- [WORK INSTRUCTIONS]: All of the records below need to be copied exactly.
══════
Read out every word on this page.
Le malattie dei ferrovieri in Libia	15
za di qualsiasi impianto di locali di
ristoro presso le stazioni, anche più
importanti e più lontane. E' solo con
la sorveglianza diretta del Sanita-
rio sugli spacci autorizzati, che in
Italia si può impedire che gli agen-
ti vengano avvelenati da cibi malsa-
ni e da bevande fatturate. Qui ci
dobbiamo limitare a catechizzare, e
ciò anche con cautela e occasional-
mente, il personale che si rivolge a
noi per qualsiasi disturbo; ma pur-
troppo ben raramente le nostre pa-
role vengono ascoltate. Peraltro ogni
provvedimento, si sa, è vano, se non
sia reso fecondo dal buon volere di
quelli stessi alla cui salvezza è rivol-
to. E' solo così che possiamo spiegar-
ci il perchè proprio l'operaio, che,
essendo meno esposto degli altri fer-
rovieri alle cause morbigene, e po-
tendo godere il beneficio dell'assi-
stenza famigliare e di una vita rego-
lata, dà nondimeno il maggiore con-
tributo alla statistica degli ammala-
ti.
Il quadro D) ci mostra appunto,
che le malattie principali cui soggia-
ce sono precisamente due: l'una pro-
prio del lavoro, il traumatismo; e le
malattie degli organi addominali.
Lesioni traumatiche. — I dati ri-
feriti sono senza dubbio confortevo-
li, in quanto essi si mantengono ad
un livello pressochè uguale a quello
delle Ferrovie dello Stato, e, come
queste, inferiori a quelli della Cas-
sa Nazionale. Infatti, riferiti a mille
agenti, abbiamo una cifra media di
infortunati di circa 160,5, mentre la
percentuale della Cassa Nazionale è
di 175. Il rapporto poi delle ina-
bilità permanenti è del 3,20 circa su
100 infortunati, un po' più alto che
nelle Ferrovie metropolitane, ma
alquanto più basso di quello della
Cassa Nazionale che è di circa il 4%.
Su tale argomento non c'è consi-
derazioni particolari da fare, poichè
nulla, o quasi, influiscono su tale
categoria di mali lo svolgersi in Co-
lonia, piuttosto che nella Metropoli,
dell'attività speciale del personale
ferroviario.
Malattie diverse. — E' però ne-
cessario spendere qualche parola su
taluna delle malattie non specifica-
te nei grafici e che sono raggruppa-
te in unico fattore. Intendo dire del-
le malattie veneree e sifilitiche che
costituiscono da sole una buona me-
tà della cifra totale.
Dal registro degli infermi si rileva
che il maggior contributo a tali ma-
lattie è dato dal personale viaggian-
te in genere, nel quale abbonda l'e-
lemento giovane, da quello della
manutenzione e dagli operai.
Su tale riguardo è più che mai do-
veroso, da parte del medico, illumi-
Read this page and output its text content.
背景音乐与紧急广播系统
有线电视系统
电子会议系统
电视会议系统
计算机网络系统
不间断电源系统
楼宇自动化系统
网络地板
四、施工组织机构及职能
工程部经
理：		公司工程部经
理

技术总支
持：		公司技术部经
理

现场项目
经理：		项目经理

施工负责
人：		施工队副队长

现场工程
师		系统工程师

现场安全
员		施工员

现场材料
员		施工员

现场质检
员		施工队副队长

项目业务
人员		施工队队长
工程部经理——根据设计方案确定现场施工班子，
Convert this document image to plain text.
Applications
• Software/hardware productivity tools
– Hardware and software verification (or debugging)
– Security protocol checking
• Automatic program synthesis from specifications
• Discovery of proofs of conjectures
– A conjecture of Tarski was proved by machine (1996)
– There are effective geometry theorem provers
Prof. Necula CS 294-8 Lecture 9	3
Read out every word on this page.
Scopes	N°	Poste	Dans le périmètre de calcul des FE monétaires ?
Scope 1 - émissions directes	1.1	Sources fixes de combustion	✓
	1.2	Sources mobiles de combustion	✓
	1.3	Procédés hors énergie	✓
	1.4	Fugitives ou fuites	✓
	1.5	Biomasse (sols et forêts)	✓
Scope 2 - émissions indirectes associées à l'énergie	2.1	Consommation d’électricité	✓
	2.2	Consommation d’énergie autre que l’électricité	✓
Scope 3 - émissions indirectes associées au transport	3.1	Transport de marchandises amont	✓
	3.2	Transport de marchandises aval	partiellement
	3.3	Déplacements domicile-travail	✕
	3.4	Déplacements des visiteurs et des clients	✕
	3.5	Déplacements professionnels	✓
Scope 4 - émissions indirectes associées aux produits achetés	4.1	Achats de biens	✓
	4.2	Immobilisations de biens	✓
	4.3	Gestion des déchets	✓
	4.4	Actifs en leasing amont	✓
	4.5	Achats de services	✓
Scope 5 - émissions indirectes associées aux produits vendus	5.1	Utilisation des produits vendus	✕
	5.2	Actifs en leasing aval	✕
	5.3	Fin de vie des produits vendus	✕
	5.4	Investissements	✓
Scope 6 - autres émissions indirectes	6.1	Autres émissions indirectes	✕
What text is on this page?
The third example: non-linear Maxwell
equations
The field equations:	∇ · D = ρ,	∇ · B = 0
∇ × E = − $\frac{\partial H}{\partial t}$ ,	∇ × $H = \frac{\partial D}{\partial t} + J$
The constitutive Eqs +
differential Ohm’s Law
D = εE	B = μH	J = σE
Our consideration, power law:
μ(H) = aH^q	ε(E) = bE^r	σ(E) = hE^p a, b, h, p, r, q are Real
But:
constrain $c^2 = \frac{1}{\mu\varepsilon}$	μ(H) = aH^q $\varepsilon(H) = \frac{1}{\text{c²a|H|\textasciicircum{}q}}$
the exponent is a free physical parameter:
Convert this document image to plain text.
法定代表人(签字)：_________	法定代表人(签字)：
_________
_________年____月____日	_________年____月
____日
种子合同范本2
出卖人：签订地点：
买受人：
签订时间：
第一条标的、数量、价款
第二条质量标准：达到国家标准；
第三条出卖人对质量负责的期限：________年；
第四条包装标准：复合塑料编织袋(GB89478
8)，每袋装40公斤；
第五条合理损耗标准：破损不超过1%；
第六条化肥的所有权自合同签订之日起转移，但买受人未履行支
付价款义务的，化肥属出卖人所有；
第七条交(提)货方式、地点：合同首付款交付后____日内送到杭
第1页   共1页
══════
- [RESULT OF THE TASK]:
Read out every word on this page.
Le malattie dei ferrovieri in Libia	15
za di qualsiasi impianto di locali di
ristoro presso le stazioni, anche più
importanti e più lontane. E' solo con
la sorveglianza diretta del Sanita-
rio sugli spacci autorizzati, che in
Italia si può impedire che gli agen-
ti vengano avvelenati da cibi malsa-
ni e da bevande fatturate. Qui ci
dobbiamo limitare a catechizzare, e
ciò anche con cautela e occasional-
mente, il personale che si rivolge a
noi per qualsiasi disturbo; ma pur-
troppo ben raramente le nostre pa-
role vengono ascoltate. Peraltro ogni
provvedimento, si sa, è vano, se non
sia reso fecondo dal buon volere di
quelli stessi alla cui salvezza è rivol-
to. E' solo così che possiamo spiegar-
ci il perchè proprio l'operaio, che,
essendo meno esposto degli altri fer-
rovieri alle cause morbigene, e po-
tendo godere il beneficio dell'assi-
stenza famigliare e di una vita rego-
lata, dà nondimeno il maggiore con-
tributo alla statistica degli ammala-
ti.
Il quadro D) ci mostra appunto,
che le malattie principali cui soggia-
ce sono precisamente due: l'una pro-
prio del lavoro, il traumatismo; e le
malattie degli organi addominali.
Lesioni traumatiche. — I dati ri-
feriti sono senza dubbio confortevo-
li, in quanto essi si mantengono ad
un livello pressochè uguale a quello
delle Ferrovie dello Stato, e, come
queste, inferiori a quelli della Cas-
sa Nazionale. Infatti, riferiti a mille
agenti, abbiamo una cifra media di
infortunati di circa 160,5, mentre la
percentuale della Cassa Nazionale è
di 175. Il rapporto poi delle ina-
bilità permanenti è del 3,20 circa su
100 infortunati, un po' più alto che
nelle Ferrovie metropolitane, ma
alquanto più basso di quello della
Cassa Nazionale che è di circa il 4%.
Su tale argomento non c'è consi-
derazioni particolari da fare, poichè
nulla, o quasi, influiscono su tale
categoria di mali lo svolgersi in Co-
lonia, piuttosto che nella Metropoli,
dell'attività speciale del personale
ferroviario.
Malattie diverse. — E' però ne-
cessario spendere qualche parola su
taluna delle malattie non specifica-
te nei grafici e che sono raggruppa-
te in unico fattore. Intendo dire del-
le malattie veneree e sifilitiche che
costituiscono da sole una buona me-
tà della cifra totale.
Dal registro degli infermi si rileva
che il maggior contributo a tali ma-
lattie è dato dal personale viaggian-
te in genere, nel quale abbonda l'e-
lemento giovane, da quello della
manutenzione e dagli operai.
Su tale riguardo è più che mai do-
veroso, da parte del medico, illumi-
Read this page and output its text content.
背景音乐与紧急广播系统
有线电视系统
电子会议系统
电视会议系统
计算机网络系统
不间断电源系统
楼宇自动化系统
网络地板
四、施工组织机构及职能
工程部经
理：		公司工程部经
理

技术总支
持：		公司技术部经
理

现场项目
经理：		项目经理

施工负责
人：		施工队副队长

现场工程
师		系统工程师

现场安全
员		施工员

现场材料
员		施工员

现场质检
员		施工队副队长

项目业务
人员		施工队队长
工程部经理——根据设计方案确定现场施工班子，
Convert this document image to plain text.
Applications
• Software/hardware productivity tools
– Hardware and software verification (or debugging)
– Security protocol checking
• Automatic program synthesis from specifications
• Discovery of proofs of conjectures
– A conjecture of Tarski was proved by machine (1996)
– There are effective geometry theorem provers
Prof. Necula CS 294-8 Lecture 9	3
Read out every word on this page.
Scopes	N°	Poste	Dans le périmètre de calcul des FE monétaires ?
Scope 1 - émissions directes	1.1	Sources fixes de combustion	✓
	1.2	Sources mobiles de combustion	✓
	1.3	Procédés hors énergie	✓
	1.4	Fugitives ou fuites	✓
	1.5	Biomasse (sols et forêts)	✓
Scope 2 - émissions indirectes associées à l'énergie	2.1	Consommation d’électricité	✓
	2.2	Consommation d’énergie autre que l’électricité	✓
Scope 3 - émissions indirectes associées au transport	3.1	Transport de marchandises amont	✓
	3.2	Transport de marchandises aval	partiellement
	3.3	Déplacements domicile-travail	✕
	3.4	Déplacements des visiteurs et des clients	✕
	3.5	Déplacements professionnels	✓
Scope 4 - émissions indirectes associées aux produits achetés	4.1	Achats de biens	✓
	4.2	Immobilisations de biens	✓
	4.3	Gestion des déchets	✓
	4.4	Actifs en leasing amont	✓
	4.5	Achats de services	✓
Scope 5 - émissions indirectes associées aux produits vendus	5.1	Utilisation des produits vendus	✕
	5.2	Actifs en leasing aval	✕
	5.3	Fin de vie des produits vendus	✕
	5.4	Investissements	✓
Scope 6 - autres émissions indirectes	6.1	Autres émissions indirectes	✕
What text is on this page?
The third example: non-linear Maxwell
equations
The field equations:	∇ · D = ρ,	∇ · B = 0
∇ × E = − $\frac{\partial H}{\partial t}$ ,	∇ × $H = \frac{\partial D}{\partial t} + J$
The constitutive Eqs +
differential Ohm’s Law
D = εE	B = μH	J = σE
Our consideration, power law:
μ(H) = aH^q	ε(E) = bE^r	σ(E) = hE^p a, b, h, p, r, q are Real
But:
constrain $c^2 = \frac{1}{\mu\varepsilon}$	μ(H) = aH^q $\varepsilon(H) = \frac{1}{\text{c²a|H|\textasciicircum{}q}}$
the exponent is a free physical parameter:
Convert this document image to plain text.
法定代表人(签字)：_________	法定代表人(签字)：
_________
_________年____月____日	_________年____月
____日
种子合同范本2
出卖人：签订地点：
买受人：
签订时间：
第一条标的、数量、价款
第二条质量标准：达到国家标准；
第三条出卖人对质量负责的期限：________年；
第四条包装标准：复合塑料编织袋(GB89478
8)，每袋装40公斤；
第五条合理损耗标准：破损不超过1%；
第六条化肥的所有权自合同签订之日起转移，但买受人未履行支
付价款义务的，化肥属出卖人所有；
第七条交(提)货方式、地点：合同首付款交付后____日内送到杭
第1页   共1页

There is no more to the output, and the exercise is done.